- _TASK TO COMPLETE_
Rewrite the rows starting with the line that contains "What elements are" and going on through the line that contains "x-tick-label: Apr (265, 589, 292, 607)", replacing "series-0-point" with "series-a-point" and changing nothing else. Leave the pictures out of your answer.

- _INFORMATION SUPPLIED_
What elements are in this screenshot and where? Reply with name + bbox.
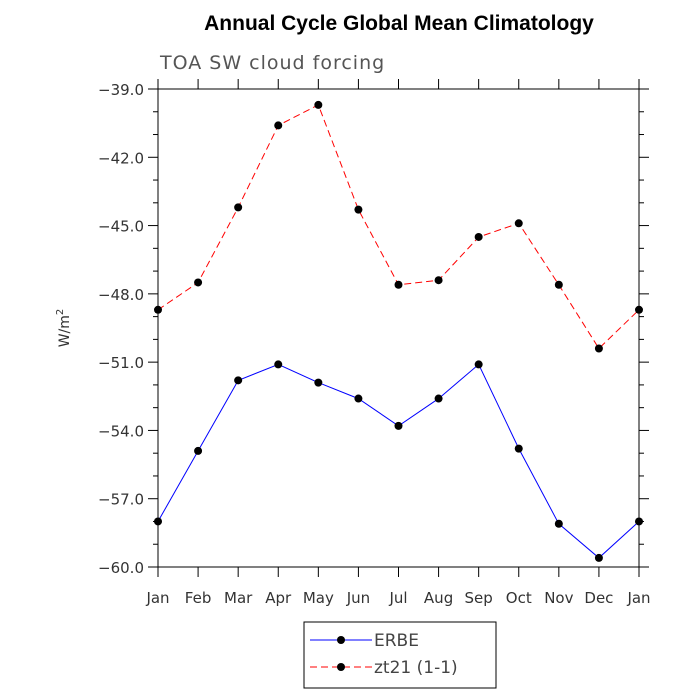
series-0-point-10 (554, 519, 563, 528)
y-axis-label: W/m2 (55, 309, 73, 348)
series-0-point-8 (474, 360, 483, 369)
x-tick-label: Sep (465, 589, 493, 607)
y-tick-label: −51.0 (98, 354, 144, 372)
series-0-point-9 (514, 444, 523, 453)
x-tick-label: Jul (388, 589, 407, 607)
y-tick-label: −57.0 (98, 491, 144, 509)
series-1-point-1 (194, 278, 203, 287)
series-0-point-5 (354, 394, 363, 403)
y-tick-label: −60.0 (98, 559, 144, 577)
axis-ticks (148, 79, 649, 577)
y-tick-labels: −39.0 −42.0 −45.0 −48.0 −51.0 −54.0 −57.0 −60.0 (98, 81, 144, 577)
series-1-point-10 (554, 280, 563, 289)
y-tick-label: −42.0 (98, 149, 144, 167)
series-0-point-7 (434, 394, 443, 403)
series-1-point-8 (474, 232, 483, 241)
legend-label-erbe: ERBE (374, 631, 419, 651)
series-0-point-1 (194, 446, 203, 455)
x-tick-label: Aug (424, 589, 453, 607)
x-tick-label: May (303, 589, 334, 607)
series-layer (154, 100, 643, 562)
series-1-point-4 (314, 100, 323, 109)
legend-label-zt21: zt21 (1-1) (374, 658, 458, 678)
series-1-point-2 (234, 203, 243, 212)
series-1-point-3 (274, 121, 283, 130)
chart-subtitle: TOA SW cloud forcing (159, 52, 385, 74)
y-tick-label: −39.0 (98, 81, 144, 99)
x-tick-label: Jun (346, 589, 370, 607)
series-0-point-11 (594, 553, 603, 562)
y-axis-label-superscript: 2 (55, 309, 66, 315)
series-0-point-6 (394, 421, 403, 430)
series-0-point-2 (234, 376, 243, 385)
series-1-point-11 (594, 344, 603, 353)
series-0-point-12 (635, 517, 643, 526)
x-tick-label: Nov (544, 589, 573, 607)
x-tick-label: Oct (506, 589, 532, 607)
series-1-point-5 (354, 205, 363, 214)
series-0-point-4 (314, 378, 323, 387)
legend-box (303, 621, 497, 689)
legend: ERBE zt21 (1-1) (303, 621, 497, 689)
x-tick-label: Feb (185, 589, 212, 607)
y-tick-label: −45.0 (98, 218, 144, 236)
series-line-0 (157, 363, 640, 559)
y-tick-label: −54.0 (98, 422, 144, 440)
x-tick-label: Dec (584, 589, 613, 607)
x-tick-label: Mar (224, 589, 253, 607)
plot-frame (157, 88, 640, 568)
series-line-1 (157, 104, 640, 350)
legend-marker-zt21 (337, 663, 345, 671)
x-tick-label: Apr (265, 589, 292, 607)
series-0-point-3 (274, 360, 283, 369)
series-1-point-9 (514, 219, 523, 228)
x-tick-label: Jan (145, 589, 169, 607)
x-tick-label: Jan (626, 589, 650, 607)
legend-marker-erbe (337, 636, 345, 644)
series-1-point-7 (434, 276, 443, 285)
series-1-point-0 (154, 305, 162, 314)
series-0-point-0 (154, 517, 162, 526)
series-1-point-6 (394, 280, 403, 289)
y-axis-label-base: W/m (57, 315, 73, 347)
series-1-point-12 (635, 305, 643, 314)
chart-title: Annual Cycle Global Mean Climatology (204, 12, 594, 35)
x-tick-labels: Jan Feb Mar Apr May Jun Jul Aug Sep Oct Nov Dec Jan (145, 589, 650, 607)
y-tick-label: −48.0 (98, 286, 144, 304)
...
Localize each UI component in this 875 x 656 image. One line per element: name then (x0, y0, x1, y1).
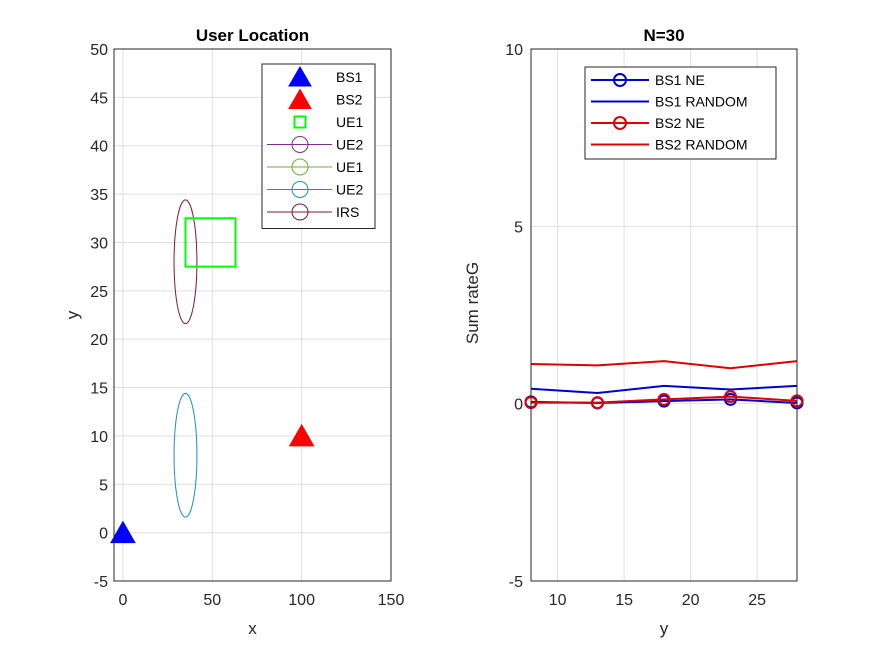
...
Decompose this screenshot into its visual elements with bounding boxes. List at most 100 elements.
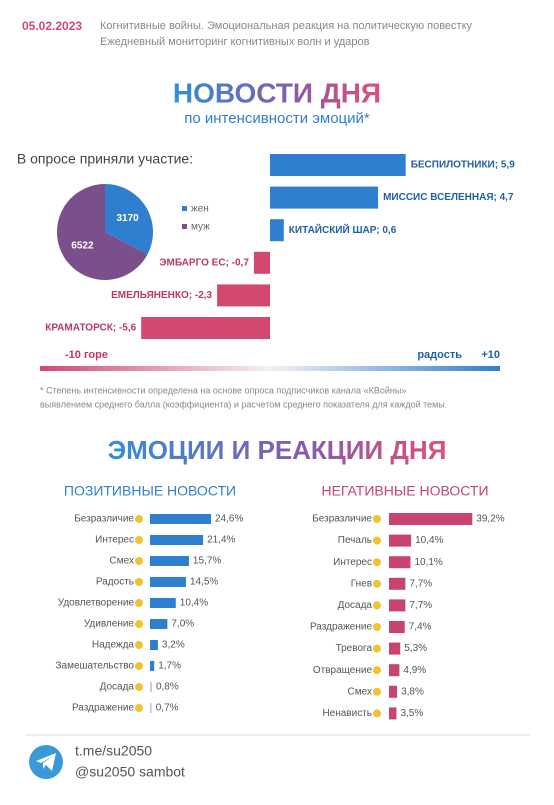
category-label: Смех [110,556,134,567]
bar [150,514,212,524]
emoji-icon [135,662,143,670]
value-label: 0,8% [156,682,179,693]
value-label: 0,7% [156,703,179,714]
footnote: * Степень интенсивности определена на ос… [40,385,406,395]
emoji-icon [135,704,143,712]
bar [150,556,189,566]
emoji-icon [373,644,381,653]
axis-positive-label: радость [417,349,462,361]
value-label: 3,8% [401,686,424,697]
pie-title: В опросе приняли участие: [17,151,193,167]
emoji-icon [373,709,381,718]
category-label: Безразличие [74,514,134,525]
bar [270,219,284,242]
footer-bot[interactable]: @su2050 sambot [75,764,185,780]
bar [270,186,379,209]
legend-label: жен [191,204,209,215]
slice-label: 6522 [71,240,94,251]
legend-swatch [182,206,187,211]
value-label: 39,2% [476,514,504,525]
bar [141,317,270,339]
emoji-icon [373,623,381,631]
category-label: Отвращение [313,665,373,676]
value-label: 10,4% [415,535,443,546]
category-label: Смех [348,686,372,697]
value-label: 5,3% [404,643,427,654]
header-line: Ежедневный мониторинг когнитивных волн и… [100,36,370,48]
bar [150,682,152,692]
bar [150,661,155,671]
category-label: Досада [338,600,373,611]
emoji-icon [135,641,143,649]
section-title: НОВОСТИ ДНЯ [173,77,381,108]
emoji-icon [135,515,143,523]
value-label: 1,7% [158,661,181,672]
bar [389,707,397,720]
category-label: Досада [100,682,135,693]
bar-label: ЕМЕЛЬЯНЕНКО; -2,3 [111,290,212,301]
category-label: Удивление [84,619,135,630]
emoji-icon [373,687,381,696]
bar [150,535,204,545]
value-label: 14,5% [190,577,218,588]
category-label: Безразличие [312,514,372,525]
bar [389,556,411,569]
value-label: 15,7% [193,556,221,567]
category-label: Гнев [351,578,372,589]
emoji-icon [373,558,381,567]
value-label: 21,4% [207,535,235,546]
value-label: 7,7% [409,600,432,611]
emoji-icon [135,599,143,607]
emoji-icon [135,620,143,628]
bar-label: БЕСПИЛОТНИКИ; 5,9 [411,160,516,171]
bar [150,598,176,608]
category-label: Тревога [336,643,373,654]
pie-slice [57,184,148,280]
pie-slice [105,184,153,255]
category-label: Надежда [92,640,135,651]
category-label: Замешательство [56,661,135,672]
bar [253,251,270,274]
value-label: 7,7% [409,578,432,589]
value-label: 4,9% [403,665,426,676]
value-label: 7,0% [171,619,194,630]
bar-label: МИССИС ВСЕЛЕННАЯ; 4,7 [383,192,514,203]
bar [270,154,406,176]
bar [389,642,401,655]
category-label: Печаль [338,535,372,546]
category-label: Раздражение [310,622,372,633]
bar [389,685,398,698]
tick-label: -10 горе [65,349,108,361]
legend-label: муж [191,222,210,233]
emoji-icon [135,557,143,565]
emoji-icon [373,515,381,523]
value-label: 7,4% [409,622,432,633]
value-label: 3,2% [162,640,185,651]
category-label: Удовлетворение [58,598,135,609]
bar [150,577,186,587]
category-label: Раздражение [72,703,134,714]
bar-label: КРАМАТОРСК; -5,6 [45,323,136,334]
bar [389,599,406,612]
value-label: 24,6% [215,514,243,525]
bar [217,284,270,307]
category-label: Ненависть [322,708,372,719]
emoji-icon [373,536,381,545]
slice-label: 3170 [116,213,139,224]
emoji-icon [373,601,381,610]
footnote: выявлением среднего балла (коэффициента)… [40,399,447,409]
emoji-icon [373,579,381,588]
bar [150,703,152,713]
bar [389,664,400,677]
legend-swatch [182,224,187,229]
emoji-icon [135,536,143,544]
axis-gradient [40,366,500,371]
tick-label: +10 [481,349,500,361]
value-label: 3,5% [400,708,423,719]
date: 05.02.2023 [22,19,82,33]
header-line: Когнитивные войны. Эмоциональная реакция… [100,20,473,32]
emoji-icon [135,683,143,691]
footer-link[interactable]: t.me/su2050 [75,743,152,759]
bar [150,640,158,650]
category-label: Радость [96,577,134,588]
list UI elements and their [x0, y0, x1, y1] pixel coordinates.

- _CORRECT OUTPUT_
What elements are in this screenshot and where? Reply with name + bbox.
series-a-point-10 (554, 519, 563, 528)
y-axis-label: W/m2 (55, 309, 73, 348)
series-a-point-8 (474, 360, 483, 369)
x-tick-label: Sep (465, 589, 493, 607)
y-tick-label: −51.0 (98, 354, 144, 372)
series-a-point-9 (514, 444, 523, 453)
x-tick-label: Jul (388, 589, 407, 607)
y-tick-label: −57.0 (98, 491, 144, 509)
series-1-point-1 (194, 278, 203, 287)
series-a-point-5 (354, 394, 363, 403)
y-tick-label: −60.0 (98, 559, 144, 577)
axis-ticks (148, 79, 649, 577)
y-tick-labels: −39.0 −42.0 −45.0 −48.0 −51.0 −54.0 −57.0 −60.0 (98, 81, 144, 577)
series-1-point-10 (554, 280, 563, 289)
y-tick-label: −42.0 (98, 149, 144, 167)
series-a-point-7 (434, 394, 443, 403)
series-1-point-8 (474, 232, 483, 241)
legend-label-erbe: ERBE (374, 631, 419, 651)
series-a-point-1 (194, 446, 203, 455)
x-tick-label: Aug (424, 589, 453, 607)
x-tick-label: May (303, 589, 334, 607)
series-layer (154, 100, 643, 562)
series-1-point-4 (314, 100, 323, 109)
legend-label-zt21: zt21 (1-1) (374, 658, 458, 678)
series-1-point-2 (234, 203, 243, 212)
series-1-point-3 (274, 121, 283, 130)
chart-subtitle: TOA SW cloud forcing (159, 52, 385, 74)
y-tick-label: −39.0 (98, 81, 144, 99)
x-tick-label: Jun (346, 589, 370, 607)
series-a-point-11 (594, 553, 603, 562)
y-axis-label-superscript: 2 (55, 309, 66, 315)
series-a-point-6 (394, 421, 403, 430)
series-a-point-2 (234, 376, 243, 385)
series-1-point-11 (594, 344, 603, 353)
series-a-point-12 (635, 517, 643, 526)
x-tick-label: Nov (544, 589, 573, 607)
x-tick-label: Oct (506, 589, 532, 607)
series-1-point-5 (354, 205, 363, 214)
series-a-point-4 (314, 378, 323, 387)
legend-box (303, 621, 497, 689)
legend: ERBE zt21 (1-1) (303, 621, 497, 689)
x-tick-label: Feb (185, 589, 212, 607)
y-tick-label: −45.0 (98, 218, 144, 236)
series-line-0 (157, 363, 640, 559)
y-tick-label: −54.0 (98, 422, 144, 440)
x-tick-label: Dec (584, 589, 613, 607)
x-tick-label: Mar (224, 589, 253, 607)
plot-frame (157, 88, 640, 568)
series-line-1 (157, 104, 640, 350)
legend-marker-zt21 (337, 663, 345, 671)
x-tick-label: Apr (265, 589, 292, 607)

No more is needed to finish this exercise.